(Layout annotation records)
--------------------------------

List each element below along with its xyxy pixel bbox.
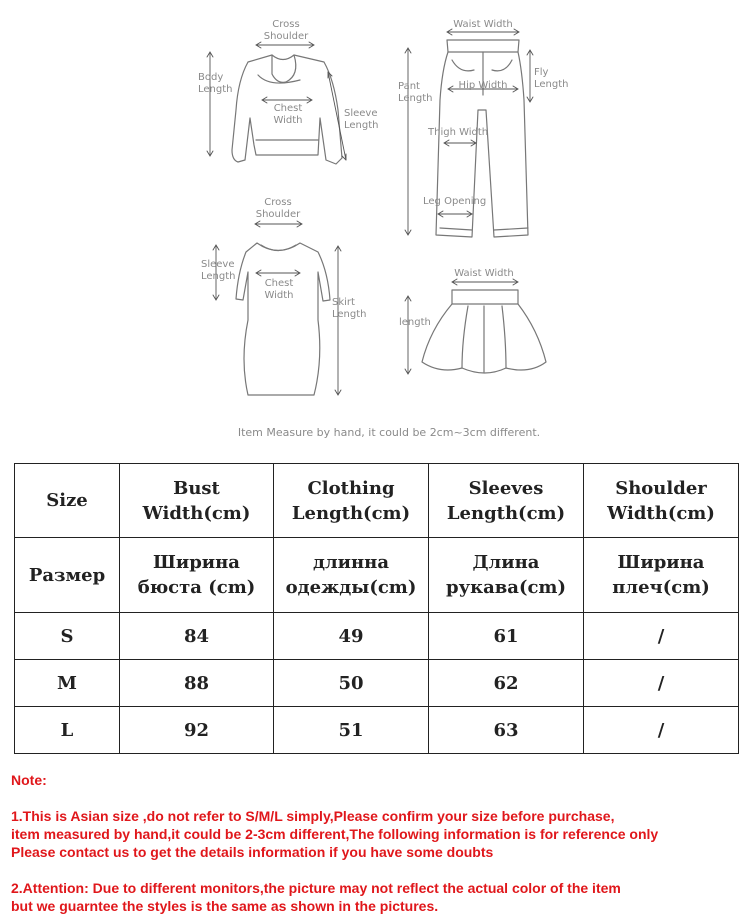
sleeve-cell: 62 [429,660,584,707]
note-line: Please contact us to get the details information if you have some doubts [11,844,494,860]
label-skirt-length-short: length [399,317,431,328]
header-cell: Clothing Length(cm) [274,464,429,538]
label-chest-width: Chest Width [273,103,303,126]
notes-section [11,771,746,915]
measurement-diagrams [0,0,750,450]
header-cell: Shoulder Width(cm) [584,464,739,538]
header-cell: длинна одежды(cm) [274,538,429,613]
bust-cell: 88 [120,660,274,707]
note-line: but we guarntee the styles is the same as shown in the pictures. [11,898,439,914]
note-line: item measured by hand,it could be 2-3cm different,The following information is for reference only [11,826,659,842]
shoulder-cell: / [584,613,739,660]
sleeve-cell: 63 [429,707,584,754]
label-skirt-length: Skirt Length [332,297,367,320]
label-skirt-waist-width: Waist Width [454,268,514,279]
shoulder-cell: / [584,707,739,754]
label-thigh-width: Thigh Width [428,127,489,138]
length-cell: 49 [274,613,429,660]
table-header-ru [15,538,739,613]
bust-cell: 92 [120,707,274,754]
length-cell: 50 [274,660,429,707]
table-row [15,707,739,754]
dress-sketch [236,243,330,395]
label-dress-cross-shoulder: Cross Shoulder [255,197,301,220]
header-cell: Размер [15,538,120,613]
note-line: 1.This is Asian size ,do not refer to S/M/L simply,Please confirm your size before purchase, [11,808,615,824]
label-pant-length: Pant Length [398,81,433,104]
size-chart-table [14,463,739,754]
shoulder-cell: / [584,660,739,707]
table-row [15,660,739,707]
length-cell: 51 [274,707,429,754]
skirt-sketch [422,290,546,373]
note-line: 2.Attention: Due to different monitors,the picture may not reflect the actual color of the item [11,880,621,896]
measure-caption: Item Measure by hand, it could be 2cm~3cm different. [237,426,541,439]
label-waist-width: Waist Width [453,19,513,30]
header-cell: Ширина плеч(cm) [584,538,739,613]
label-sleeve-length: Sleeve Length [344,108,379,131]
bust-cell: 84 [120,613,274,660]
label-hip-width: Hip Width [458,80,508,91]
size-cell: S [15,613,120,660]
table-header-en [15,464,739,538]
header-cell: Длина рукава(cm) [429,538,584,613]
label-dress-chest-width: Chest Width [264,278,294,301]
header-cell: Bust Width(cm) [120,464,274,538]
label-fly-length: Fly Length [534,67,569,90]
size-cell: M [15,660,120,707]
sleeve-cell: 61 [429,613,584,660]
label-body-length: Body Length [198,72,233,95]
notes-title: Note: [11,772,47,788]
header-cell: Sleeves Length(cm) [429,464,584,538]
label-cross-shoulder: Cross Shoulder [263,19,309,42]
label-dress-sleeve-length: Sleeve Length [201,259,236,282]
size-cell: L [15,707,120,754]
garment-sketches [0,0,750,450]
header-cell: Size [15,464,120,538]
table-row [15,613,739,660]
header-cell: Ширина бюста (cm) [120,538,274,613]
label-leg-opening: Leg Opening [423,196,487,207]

--------------------------------

The problem -> Locate every row above that contains the word "Waist", matching case, and copy each of those rows in full.

Result ->
label-skirt-waist-width: Waist Width [454,268,514,279]
label-waist-width: Waist Width [453,19,513,30]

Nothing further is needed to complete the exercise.